● **ASSIGNMENT 1**
From the hospital inspection findings, copy out the passage that begins at the words "18. Observation on" and ends after the words "bear a date.".
● **ASSIGNMENT 2**
Continue the hospital inspection findings past their final sentence, writing the next part of the report.

● **GIVEN TEXT**

During an interview on 11/28/17 at 12:40 PM, Staff EE, RN, Nurse Manager of the seventh floor, stated that after an IV was started, nurses should date, time and initial the IV dressings.

18. Observation on 11/28/17 at 1:30 PM, on the 10th floor, showed Patient #28 with a left AC IV. There was no date, time or initials on dressing that covered the IV site.

During an interview on 11/28/17 at 1:30 PM, Staff HH, RN, stated that she did not write anything on IV dressings.

During an interview on 11/28/17 at 1:45 PM, Staff FF, RN, Nurse Manager of the 10th floor, stated that after starting an IV, the nursing staff should date, time, and initial the IV dressings.

19. Record review of the "United States Department of Health and Human Services Food Code," dated 08/2015, stated that a food shall be discarded if the food is not consumed before the expiration date and if it was in a container or package which does not bear a date.

Record review of the facility's policy titled, "Food and Supply Storage," dated 01/2017 showed that foods should be dated, rotated and foods past the "use by" or expiration date, should be discarded. Unused portions and open packages should be covered, labeled and dated.

Observation on 11/29/17 at 3:55 PM in the facility kitchen walk-in freezer showed the following opened containers:
- One box of crunchy raw cod squares, open to air with no expiration date;
- Two meatloaf trays with expiration date of 11/22/17;
- 10 packages of rice pilaf with no date;
- One box of chicken tenders, open to air with no date;
- 10 hot dogs, open to air with no date; and
- Two pork loin chops with no date.

Observation on 11/29/17 at 4:05 PM in the facility kitchen produce cooler, showed the following opened containers:
- Two sour cream light containers opened with expiration date of 11/19/17;
- One tomato paste container opened with expiration date of 11/25/17; and
- One Ranch dressing container opened with no label and an expiration date of 11/30/17.

Observation on 11/29/17 at 4:11 PM in the facility kitchen desert cooler, showed 10 angel food cakes on a desert cart with an expiration date of 11/27/17 and three open to air jellow trays with no date.

● **RECORD EXCERPTS**

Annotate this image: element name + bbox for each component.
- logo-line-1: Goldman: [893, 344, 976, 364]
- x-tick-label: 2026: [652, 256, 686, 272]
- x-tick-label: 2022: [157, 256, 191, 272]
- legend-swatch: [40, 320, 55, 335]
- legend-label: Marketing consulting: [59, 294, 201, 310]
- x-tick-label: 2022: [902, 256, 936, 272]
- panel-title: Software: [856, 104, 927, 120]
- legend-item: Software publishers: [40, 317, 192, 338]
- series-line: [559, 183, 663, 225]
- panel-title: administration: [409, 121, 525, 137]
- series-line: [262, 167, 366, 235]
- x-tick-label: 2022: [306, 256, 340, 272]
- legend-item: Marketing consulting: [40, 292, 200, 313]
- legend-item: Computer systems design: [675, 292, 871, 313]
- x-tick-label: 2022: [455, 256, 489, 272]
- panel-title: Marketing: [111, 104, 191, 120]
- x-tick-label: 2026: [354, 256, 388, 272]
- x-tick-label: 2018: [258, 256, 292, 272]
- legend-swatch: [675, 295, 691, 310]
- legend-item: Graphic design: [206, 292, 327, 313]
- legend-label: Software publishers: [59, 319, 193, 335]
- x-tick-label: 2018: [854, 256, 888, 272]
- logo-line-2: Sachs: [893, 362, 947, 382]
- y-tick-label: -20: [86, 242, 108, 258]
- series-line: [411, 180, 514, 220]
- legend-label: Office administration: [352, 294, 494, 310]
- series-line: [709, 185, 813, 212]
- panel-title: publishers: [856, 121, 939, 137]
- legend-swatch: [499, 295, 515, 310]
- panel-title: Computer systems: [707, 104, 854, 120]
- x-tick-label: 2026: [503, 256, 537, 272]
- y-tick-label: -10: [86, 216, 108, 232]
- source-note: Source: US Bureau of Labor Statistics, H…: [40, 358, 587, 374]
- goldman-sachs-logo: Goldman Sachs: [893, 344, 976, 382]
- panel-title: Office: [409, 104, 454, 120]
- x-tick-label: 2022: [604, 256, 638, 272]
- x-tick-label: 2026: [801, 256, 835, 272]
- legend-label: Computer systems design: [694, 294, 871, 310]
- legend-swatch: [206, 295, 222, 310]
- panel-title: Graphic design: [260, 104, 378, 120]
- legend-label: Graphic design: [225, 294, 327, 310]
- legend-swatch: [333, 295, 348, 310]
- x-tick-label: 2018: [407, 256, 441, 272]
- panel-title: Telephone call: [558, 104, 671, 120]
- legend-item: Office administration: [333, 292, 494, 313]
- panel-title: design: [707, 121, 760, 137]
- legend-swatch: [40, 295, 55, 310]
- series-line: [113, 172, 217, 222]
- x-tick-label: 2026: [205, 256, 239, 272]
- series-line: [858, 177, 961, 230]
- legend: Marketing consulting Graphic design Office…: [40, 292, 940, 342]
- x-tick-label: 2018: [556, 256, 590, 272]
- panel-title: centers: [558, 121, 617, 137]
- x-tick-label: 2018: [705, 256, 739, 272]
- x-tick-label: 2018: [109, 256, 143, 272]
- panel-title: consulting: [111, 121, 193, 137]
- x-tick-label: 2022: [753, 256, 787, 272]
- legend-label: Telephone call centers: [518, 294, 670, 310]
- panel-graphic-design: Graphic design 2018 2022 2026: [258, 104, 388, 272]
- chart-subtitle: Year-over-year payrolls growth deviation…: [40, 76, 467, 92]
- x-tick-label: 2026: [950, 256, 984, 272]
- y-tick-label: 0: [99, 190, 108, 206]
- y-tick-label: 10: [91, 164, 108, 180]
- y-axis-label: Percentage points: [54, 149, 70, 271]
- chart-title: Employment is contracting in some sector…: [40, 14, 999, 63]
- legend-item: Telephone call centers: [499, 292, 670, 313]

● **ANSWER 1**
18. Observation on 11/28/17 at 1:30 PM, on the 10th floor, showed Patient #28 with a left AC IV. There was no date, time or initials on dressing that covered the IV site.

During an interview on 11/28/17 at 1:30 PM, Staff HH, RN, stated that she did not write anything on IV dressings.

During an interview on 11/28/17 at 1:45 PM, Staff FF, RN, Nurse Manager of the 10th floor, stated that after starting an IV, the nursing staff should date, time, and initial the IV dressings.

19. Record review of the "United States Department of Health and Human Services Food Code," dated 08/2015, stated that a food shall be discarded if the food is not consumed before the expiration date and if it was in a container or package which does not bear a date.

● **ANSWER 2**
During an interview on 12/07/17 at 12:23 PM, Staff GGGG, Executive Chef, stated that he was the one in charge of inspecting the coolers and was unaware that after a food was opened, it had to be labeled.

Observation on 11/29/17 at 4:37 PM in the retail kitchen cooler, showed the following opened containers:
- One box of hot dogs, open to air with no date;
- One container of vegetable salad, opened with expiration date of 11/28/17; and
- One container of pasta salad, opened with expiration date of 11/28/17.

During an interview on 12/07/17 at 12:15 PM, Staff FFFF, Retail Kitchen Service Manager, stated that they missed the expired food items due to they were open until 2:00 AM and her walk through wasn't until 5:00 PM that day.

Observation on 11/29/17 at 4:00 PM on the Fifth Floor, in the Patient Food Galley, showed signage on the refrigerator that stated food brought from the outside of the hospital and any opened food containers must be discarded after 24 hours.

Observation on 11/29/17 at 4:05 PM on the Fifth Floor, inside the Patient Food Galley Refrigerator, showed a sub sandwich wrapped in brown plastic grocery bag dated 11/27/17.

During an interview on 11/29/17 at 4:05 PM, Staff AAAA, RN, Nurse Manager of the Fifth Floor, stated that staff should adhere to signage posted on refrigerator door.

Observation on 11/29/17 at 4:20 PM on the Sixth Floor, in the Patient Food Galley area, showed signage on the refrigerator that stated food brought from the outside of the hospital and any opened food containers must be discarded after 24 hours.

Observation on 11/29/17 at 4:25 PM on the Sixth Floor, inside the Patient Food Galley Refrigerator, showed turkey and mashed potatoes on a paper plate wrapped in foil dated and timed 11/28/17, 7:00 AM.

Observation on 11/29/17 at 4:25 PM on the Sixth Floor, inside the Patient Food Galley Refrigerator Freezer, showed an opened bottle of Ensure (nutritional drink with protein, vitamins and minerals) dated 11/27/17.

During an interview on 11/29/17 at 4:30 PM, Staff QQQ, RN, Nurse Manager of the Sixth Floor, stated that staff should adhere to signage posted on refrigerator door.